DATASET ROWS:
((

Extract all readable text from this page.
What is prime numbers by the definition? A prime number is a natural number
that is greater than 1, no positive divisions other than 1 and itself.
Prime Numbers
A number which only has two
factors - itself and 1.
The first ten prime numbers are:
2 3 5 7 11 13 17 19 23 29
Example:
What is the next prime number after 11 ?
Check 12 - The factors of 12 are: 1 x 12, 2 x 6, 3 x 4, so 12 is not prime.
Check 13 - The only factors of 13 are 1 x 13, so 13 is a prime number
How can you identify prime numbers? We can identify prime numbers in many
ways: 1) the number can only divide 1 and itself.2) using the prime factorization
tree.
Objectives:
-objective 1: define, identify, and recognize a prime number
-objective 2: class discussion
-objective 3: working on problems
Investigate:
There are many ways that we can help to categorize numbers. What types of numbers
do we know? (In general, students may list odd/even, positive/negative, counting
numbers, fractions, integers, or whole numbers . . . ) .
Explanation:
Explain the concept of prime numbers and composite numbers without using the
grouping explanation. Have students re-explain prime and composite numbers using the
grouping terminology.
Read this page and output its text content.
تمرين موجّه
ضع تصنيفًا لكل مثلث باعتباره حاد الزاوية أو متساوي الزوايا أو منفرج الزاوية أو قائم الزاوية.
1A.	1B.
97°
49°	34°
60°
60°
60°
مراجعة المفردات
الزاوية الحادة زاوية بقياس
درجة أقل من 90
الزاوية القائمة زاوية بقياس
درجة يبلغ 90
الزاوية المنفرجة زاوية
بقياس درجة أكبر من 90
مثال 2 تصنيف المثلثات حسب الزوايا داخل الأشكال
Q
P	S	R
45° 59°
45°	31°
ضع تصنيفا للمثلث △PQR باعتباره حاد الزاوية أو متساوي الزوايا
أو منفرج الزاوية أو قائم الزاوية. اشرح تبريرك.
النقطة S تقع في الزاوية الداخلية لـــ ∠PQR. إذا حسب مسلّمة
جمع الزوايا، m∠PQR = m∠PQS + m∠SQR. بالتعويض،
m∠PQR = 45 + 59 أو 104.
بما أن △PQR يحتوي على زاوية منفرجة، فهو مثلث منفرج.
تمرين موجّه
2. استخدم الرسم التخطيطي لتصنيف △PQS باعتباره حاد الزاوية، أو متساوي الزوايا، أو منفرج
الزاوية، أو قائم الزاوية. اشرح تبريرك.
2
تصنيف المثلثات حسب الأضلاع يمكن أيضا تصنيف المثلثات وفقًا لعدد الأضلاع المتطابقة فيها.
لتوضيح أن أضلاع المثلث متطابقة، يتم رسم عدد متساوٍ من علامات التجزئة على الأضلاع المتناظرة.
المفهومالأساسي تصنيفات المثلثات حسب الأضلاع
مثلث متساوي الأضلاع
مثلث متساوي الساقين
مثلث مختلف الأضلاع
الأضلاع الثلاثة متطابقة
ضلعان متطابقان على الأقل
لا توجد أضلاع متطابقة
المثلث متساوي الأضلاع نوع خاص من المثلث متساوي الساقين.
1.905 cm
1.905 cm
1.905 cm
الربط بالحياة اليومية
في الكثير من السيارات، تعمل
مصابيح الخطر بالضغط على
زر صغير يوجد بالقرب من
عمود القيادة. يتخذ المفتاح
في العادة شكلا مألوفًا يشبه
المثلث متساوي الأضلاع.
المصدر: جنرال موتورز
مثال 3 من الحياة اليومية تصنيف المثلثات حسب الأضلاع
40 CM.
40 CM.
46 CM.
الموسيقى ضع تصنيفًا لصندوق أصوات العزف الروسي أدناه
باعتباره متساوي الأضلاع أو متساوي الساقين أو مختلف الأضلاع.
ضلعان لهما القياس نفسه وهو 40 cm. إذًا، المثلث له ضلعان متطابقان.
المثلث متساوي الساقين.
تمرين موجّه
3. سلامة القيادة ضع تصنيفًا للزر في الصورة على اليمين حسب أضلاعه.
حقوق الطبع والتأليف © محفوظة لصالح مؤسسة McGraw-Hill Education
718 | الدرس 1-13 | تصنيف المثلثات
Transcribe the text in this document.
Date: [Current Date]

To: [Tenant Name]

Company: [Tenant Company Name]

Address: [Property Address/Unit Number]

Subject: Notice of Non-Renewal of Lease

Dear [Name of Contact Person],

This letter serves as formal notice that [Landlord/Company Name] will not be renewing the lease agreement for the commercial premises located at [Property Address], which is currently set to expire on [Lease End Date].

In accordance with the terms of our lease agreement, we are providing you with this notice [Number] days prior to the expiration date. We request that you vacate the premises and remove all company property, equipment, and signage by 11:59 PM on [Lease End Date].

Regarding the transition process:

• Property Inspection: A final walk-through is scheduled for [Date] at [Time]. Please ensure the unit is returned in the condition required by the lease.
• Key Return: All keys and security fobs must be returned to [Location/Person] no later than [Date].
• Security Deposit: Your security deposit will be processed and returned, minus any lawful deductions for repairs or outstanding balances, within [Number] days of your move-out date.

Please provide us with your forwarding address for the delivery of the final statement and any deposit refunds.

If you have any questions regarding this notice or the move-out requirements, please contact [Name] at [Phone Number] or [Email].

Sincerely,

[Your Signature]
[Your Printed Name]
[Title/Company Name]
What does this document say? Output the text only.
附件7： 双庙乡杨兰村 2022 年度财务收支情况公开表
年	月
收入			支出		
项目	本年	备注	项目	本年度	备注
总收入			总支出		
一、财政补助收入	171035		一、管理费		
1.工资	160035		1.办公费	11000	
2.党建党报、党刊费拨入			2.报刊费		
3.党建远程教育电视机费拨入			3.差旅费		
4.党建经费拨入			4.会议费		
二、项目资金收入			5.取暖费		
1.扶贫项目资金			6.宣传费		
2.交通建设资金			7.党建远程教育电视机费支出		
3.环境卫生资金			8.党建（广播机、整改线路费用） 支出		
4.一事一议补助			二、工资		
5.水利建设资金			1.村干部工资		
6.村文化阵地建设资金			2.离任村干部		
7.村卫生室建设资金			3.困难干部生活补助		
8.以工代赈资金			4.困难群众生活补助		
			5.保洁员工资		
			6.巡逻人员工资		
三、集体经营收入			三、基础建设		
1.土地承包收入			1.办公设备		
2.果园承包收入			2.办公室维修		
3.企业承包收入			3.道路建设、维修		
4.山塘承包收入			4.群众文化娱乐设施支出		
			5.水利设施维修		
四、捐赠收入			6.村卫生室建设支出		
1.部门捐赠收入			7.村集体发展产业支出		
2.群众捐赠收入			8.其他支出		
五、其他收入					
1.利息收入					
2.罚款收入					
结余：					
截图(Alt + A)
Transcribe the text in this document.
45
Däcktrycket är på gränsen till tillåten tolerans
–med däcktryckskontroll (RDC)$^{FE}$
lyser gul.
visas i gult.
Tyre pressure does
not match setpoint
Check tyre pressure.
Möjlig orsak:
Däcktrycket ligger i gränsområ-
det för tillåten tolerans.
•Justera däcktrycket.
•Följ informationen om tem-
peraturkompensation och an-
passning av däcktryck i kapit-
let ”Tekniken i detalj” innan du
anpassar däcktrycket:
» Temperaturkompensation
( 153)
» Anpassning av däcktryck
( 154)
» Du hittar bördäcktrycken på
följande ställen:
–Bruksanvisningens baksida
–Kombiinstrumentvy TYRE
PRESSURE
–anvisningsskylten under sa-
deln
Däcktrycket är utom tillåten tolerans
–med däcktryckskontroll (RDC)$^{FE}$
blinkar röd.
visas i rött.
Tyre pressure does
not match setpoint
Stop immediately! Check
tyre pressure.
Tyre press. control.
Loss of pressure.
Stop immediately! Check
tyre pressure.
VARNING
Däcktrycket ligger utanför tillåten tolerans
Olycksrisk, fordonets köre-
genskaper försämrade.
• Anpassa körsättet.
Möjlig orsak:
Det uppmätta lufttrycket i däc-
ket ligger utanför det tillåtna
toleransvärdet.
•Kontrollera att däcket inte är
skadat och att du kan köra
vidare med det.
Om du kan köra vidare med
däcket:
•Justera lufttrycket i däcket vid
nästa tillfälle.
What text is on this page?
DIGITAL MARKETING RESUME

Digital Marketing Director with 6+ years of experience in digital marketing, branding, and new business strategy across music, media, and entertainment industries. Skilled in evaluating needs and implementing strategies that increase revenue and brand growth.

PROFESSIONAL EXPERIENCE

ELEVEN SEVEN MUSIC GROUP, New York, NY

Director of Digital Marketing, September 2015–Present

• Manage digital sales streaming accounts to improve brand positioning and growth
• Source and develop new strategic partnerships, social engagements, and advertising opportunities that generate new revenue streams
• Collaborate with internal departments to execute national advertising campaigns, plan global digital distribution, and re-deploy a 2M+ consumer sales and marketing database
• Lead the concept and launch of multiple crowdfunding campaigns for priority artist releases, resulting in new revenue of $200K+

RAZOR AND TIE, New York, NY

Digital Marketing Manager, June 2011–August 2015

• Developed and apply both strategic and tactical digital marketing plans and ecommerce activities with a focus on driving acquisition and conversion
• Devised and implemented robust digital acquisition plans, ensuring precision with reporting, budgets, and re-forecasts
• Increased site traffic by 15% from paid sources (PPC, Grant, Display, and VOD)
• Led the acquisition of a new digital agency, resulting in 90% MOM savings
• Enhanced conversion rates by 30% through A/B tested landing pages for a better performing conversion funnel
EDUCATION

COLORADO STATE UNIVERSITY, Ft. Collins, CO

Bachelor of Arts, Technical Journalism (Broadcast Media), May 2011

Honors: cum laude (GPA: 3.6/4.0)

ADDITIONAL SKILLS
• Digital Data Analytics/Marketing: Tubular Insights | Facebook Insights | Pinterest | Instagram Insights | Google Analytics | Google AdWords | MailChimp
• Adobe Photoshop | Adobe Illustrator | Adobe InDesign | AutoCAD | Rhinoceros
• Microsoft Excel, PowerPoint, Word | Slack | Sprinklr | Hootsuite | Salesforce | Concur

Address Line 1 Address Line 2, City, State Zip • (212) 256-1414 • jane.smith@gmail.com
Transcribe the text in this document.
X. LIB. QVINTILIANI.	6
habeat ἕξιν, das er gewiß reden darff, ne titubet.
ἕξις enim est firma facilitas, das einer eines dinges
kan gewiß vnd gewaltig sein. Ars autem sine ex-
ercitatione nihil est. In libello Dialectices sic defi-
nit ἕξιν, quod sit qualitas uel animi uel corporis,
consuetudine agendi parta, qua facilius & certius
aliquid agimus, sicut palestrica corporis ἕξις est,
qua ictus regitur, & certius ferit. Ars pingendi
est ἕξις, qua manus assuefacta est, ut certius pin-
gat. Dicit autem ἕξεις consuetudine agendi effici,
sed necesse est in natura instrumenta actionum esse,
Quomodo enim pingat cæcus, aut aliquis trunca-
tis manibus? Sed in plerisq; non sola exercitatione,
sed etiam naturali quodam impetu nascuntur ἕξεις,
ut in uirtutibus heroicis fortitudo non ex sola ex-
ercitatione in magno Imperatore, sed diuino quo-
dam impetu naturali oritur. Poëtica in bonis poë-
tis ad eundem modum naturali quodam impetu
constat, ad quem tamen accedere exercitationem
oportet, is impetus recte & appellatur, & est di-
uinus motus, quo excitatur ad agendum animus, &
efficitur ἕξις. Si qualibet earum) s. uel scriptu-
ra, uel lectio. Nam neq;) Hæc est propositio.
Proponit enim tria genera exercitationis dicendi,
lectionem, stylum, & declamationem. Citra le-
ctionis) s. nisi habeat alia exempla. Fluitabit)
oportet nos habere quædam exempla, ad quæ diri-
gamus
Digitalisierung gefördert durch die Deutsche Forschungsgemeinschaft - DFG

))

AIM: Pick out each line containing "resulting" and report it.

RESPONSE BELOW:
• Lead the concept and launch of multiple crowdfunding campaigns for priority artist releases, resulting in new revenue of $200K+
• Led the acquisition of a new digital agency, resulting in 90% MOM savings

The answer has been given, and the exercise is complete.